Repeat, line for line, the entries printed below.

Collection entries

++++

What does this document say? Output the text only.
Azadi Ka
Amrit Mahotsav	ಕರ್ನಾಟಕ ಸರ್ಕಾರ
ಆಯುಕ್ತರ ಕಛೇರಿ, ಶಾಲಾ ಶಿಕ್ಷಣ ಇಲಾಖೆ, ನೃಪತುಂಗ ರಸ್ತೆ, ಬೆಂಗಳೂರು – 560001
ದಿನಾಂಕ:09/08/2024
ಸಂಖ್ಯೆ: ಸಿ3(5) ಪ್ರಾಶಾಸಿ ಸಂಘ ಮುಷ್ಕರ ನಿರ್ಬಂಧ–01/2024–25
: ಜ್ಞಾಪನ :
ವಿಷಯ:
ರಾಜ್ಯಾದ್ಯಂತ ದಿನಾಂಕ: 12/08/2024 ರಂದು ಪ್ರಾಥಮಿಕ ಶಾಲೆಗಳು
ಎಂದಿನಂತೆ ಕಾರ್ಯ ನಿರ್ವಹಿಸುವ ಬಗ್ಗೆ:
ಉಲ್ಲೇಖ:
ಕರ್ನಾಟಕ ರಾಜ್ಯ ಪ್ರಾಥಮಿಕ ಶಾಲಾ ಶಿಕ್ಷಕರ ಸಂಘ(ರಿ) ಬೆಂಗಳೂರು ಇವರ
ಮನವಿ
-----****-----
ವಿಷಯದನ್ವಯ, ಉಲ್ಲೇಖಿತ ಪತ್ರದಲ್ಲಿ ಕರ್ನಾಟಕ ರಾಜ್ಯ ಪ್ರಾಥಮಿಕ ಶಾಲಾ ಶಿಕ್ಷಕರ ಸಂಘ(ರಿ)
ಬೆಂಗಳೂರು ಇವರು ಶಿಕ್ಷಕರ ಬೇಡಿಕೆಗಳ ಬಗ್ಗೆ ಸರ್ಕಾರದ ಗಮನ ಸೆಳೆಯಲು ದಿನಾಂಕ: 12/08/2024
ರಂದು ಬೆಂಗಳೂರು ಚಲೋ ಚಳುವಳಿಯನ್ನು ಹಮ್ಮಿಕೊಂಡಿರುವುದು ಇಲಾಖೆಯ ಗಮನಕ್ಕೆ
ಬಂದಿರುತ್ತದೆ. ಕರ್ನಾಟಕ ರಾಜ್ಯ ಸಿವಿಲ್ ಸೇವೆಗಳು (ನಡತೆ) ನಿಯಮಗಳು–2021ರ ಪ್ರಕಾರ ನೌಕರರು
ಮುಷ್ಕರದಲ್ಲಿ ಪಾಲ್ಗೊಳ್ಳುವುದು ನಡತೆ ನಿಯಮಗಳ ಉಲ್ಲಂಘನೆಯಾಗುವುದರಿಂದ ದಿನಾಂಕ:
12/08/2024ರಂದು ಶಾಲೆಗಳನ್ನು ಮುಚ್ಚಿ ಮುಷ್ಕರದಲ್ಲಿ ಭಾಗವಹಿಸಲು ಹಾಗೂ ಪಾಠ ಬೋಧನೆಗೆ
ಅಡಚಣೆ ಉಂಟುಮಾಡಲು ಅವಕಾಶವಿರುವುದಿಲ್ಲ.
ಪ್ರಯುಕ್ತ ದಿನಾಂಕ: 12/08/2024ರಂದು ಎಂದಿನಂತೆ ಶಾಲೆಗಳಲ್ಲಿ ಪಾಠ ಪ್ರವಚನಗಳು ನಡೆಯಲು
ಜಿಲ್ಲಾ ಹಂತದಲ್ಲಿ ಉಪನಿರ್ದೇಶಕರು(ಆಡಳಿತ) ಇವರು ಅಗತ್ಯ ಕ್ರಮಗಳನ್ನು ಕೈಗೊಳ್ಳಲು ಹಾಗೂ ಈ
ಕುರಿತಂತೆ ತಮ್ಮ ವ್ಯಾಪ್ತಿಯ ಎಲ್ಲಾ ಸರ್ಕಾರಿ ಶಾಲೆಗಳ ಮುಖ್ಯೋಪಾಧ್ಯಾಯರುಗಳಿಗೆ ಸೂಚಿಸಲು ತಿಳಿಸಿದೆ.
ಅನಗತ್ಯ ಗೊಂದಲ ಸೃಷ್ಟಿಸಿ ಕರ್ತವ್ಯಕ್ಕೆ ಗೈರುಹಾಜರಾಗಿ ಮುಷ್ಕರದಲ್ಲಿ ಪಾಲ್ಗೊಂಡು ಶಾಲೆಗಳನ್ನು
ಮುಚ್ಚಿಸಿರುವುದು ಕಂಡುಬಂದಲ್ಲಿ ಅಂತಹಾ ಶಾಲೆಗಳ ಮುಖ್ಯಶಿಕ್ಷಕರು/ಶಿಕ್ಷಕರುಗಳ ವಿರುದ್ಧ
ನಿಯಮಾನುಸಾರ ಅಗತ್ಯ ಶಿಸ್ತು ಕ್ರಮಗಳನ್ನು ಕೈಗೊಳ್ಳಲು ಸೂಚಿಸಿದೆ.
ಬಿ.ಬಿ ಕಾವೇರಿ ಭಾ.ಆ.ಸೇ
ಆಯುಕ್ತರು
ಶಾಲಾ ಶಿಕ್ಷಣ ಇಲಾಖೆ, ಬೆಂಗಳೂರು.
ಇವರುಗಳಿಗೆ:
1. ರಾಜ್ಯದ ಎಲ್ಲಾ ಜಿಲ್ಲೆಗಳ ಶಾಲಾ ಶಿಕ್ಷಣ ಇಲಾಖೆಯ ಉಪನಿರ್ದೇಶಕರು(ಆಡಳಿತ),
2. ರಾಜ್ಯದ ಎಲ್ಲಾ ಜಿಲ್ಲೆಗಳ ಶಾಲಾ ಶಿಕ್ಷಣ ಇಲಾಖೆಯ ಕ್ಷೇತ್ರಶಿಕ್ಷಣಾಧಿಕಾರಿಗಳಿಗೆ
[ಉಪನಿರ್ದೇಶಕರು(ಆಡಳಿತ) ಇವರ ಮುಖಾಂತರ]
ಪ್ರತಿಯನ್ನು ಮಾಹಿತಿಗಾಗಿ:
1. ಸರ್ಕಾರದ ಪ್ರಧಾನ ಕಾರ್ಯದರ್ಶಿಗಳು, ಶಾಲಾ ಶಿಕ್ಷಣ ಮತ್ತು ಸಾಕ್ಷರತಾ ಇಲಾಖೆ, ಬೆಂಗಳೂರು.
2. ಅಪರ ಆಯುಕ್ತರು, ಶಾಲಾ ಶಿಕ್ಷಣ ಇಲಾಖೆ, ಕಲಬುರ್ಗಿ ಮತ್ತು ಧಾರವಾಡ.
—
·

++++

SOLVED PROBLEM
What does this document say? Output the text only.
Azadi Ka
Amrit Mahotsav	ಕರ್ನಾಟಕ ಸರ್ಕಾರ
ಆಯುಕ್ತರ ಕಛೇರಿ, ಶಾಲಾ ಶಿಕ್ಷಣ ಇಲಾಖೆ, ನೃಪತುಂಗ ರಸ್ತೆ, ಬೆಂಗಳೂರು – 560001
ದಿನಾಂಕ:09/08/2024
ಸಂಖ್ಯೆ: ಸಿ3(5) ಪ್ರಾಶಾಸಿ ಸಂಘ ಮುಷ್ಕರ ನಿರ್ಬಂಧ–01/2024–25
: ಜ್ಞಾಪನ :
ವಿಷಯ:
ರಾಜ್ಯಾದ್ಯಂತ ದಿನಾಂಕ: 12/08/2024 ರಂದು ಪ್ರಾಥಮಿಕ ಶಾಲೆಗಳು
ಎಂದಿನಂತೆ ಕಾರ್ಯ ನಿರ್ವಹಿಸುವ ಬಗ್ಗೆ:
ಉಲ್ಲೇಖ:
ಕರ್ನಾಟಕ ರಾಜ್ಯ ಪ್ರಾಥಮಿಕ ಶಾಲಾ ಶಿಕ್ಷಕರ ಸಂಘ(ರಿ) ಬೆಂಗಳೂರು ಇವರ
ಮನವಿ
-----****-----
ವಿಷಯದನ್ವಯ, ಉಲ್ಲೇಖಿತ ಪತ್ರದಲ್ಲಿ ಕರ್ನಾಟಕ ರಾಜ್ಯ ಪ್ರಾಥಮಿಕ ಶಾಲಾ ಶಿಕ್ಷಕರ ಸಂಘ(ರಿ)
ಬೆಂಗಳೂರು ಇವರು ಶಿಕ್ಷಕರ ಬೇಡಿಕೆಗಳ ಬಗ್ಗೆ ಸರ್ಕಾರದ ಗಮನ ಸೆಳೆಯಲು ದಿನಾಂಕ: 12/08/2024
ರಂದು ಬೆಂಗಳೂರು ಚಲೋ ಚಳುವಳಿಯನ್ನು ಹಮ್ಮಿಕೊಂಡಿರುವುದು ಇಲಾಖೆಯ ಗಮನಕ್ಕೆ
ಬಂದಿರುತ್ತದೆ. ಕರ್ನಾಟಕ ರಾಜ್ಯ ಸಿವಿಲ್ ಸೇವೆಗಳು (ನಡತೆ) ನಿಯಮಗಳು–2021ರ ಪ್ರಕಾರ ನೌಕರರು
ಮುಷ್ಕರದಲ್ಲಿ ಪಾಲ್ಗೊಳ್ಳುವುದು ನಡತೆ ನಿಯಮಗಳ ಉಲ್ಲಂಘನೆಯಾಗುವುದರಿಂದ ದಿನಾಂಕ:
12/08/2024ರಂದು ಶಾಲೆಗಳನ್ನು ಮುಚ್ಚಿ ಮುಷ್ಕರದಲ್ಲಿ ಭಾಗವಹಿಸಲು ಹಾಗೂ ಪಾಠ ಬೋಧನೆಗೆ
ಅಡಚಣೆ ಉಂಟುಮಾಡಲು ಅವಕಾಶವಿರುವುದಿಲ್ಲ.
ಪ್ರಯುಕ್ತ ದಿನಾಂಕ: 12/08/2024ರಂದು ಎಂದಿನಂತೆ ಶಾಲೆಗಳಲ್ಲಿ ಪಾಠ ಪ್ರವಚನಗಳು ನಡೆಯಲು
ಜಿಲ್ಲಾ ಹಂತದಲ್ಲಿ ಉಪನಿರ್ದೇಶಕರು(ಆಡಳಿತ) ಇವರು ಅಗತ್ಯ ಕ್ರಮಗಳನ್ನು ಕೈಗೊಳ್ಳಲು ಹಾಗೂ ಈ
ಕುರಿತಂತೆ ತಮ್ಮ ವ್ಯಾಪ್ತಿಯ ಎಲ್ಲಾ ಸರ್ಕಾರಿ ಶಾಲೆಗಳ ಮುಖ್ಯೋಪಾಧ್ಯಾಯರುಗಳಿಗೆ ಸೂಚಿಸಲು ತಿಳಿಸಿದೆ.
ಅನಗತ್ಯ ಗೊಂದಲ ಸೃಷ್ಟಿಸಿ ಕರ್ತವ್ಯಕ್ಕೆ ಗೈರುಹಾಜರಾಗಿ ಮುಷ್ಕರದಲ್ಲಿ ಪಾಲ್ಗೊಂಡು ಶಾಲೆಗಳನ್ನು
ಮುಚ್ಚಿಸಿರುವುದು ಕಂಡುಬಂದಲ್ಲಿ ಅಂತಹಾ ಶಾಲೆಗಳ ಮುಖ್ಯಶಿಕ್ಷಕರು/ಶಿಕ್ಷಕರುಗಳ ವಿರುದ್ಧ
ನಿಯಮಾನುಸಾರ ಅಗತ್ಯ ಶಿಸ್ತು ಕ್ರಮಗಳನ್ನು ಕೈಗೊಳ್ಳಲು ಸೂಚಿಸಿದೆ.
ಬಿ.ಬಿ ಕಾವೇರಿ ಭಾ.ಆ.ಸೇ
ಆಯುಕ್ತರು
ಶಾಲಾ ಶಿಕ್ಷಣ ಇಲಾಖೆ, ಬೆಂಗಳೂರು.
ಇವರುಗಳಿಗೆ:
1. ರಾಜ್ಯದ ಎಲ್ಲಾ ಜಿಲ್ಲೆಗಳ ಶಾಲಾ ಶಿಕ್ಷಣ ಇಲಾಖೆಯ ಉಪನಿರ್ದೇಶಕರು(ಆಡಳಿತ),
2. ರಾಜ್ಯದ ಎಲ್ಲಾ ಜಿಲ್ಲೆಗಳ ಶಾಲಾ ಶಿಕ್ಷಣ ಇಲಾಖೆಯ ಕ್ಷೇತ್ರಶಿಕ್ಷಣಾಧಿಕಾರಿಗಳಿಗೆ
[ಉಪನಿರ್ದೇಶಕರು(ಆಡಳಿತ) ಇವರ ಮುಖಾಂತರ]
ಪ್ರತಿಯನ್ನು ಮಾಹಿತಿಗಾಗಿ:
1. ಸರ್ಕಾರದ ಪ್ರಧಾನ ಕಾರ್ಯದರ್ಶಿಗಳು, ಶಾಲಾ ಶಿಕ್ಷಣ ಮತ್ತು ಸಾಕ್ಷರತಾ ಇಲಾಖೆ, ಬೆಂಗಳೂರು.
2. ಅಪರ ಆಯುಕ್ತರು, ಶಾಲಾ ಶಿಕ್ಷಣ ಇಲಾಖೆ, ಕಲಬುರ್ಗಿ ಮತ್ತು ಧಾರವಾಡ.
—
·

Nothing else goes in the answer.